▶ _Input data_:
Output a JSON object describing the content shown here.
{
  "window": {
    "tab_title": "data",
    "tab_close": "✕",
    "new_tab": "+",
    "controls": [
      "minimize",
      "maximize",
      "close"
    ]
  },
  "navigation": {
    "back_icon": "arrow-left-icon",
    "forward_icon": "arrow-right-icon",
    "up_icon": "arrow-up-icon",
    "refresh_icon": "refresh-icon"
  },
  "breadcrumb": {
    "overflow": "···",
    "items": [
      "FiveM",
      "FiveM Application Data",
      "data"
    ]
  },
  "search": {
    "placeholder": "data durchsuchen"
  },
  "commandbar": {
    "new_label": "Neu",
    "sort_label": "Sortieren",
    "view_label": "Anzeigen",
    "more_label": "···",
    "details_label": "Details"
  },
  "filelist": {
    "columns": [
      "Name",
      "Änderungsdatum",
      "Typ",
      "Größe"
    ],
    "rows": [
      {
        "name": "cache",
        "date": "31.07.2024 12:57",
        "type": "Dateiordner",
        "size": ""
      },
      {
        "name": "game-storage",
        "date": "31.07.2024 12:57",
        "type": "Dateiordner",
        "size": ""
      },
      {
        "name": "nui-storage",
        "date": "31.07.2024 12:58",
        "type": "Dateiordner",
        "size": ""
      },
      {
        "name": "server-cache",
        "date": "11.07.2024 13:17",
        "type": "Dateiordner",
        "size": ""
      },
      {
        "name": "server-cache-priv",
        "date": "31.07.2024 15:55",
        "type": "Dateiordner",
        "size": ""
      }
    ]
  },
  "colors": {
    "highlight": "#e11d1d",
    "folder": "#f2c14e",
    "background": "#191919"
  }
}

▶ _Goal_:
Give back the whole listing, word for word.

▶ _Written answer_:
Output a JSON object describing the content shown here.
{
  "window": {
    "tab_title": "data",
    "tab_close": "✕",
    "new_tab": "+",
    "controls": [
      "minimize",
      "maximize",
      "close"
    ]
  },
  "navigation": {
    "back_icon": "arrow-left-icon",
    "forward_icon": "arrow-right-icon",
    "up_icon": "arrow-up-icon",
    "refresh_icon": "refresh-icon"
  },
  "breadcrumb": {
    "overflow": "···",
    "items": [
      "FiveM",
      "FiveM Application Data",
      "data"
    ]
  },
  "search": {
    "placeholder": "data durchsuchen"
  },
  "commandbar": {
    "new_label": "Neu",
    "sort_label": "Sortieren",
    "view_label": "Anzeigen",
    "more_label": "···",
    "details_label": "Details"
  },
  "filelist": {
    "columns": [
      "Name",
      "Änderungsdatum",
      "Typ",
      "Größe"
    ],
    "rows": [
      {
        "name": "cache",
        "date": "31.07.2024 12:57",
        "type": "Dateiordner",
        "size": ""
      },
      {
        "name": "game-storage",
        "date": "31.07.2024 12:57",
        "type": "Dateiordner",
        "size": ""
      },
      {
        "name": "nui-storage",
        "date": "31.07.2024 12:58",
        "type": "Dateiordner",
        "size": ""
      },
      {
        "name": "server-cache",
        "date": "11.07.2024 13:17",
        "type": "Dateiordner",
        "size": ""
      },
      {
        "name": "server-cache-priv",
        "date": "31.07.2024 15:55",
        "type": "Dateiordner",
        "size": ""
      }
    ]
  },
  "colors": {
    "highlight": "#e11d1d",
    "folder": "#f2c14e",
    "background": "#191919"
  }
}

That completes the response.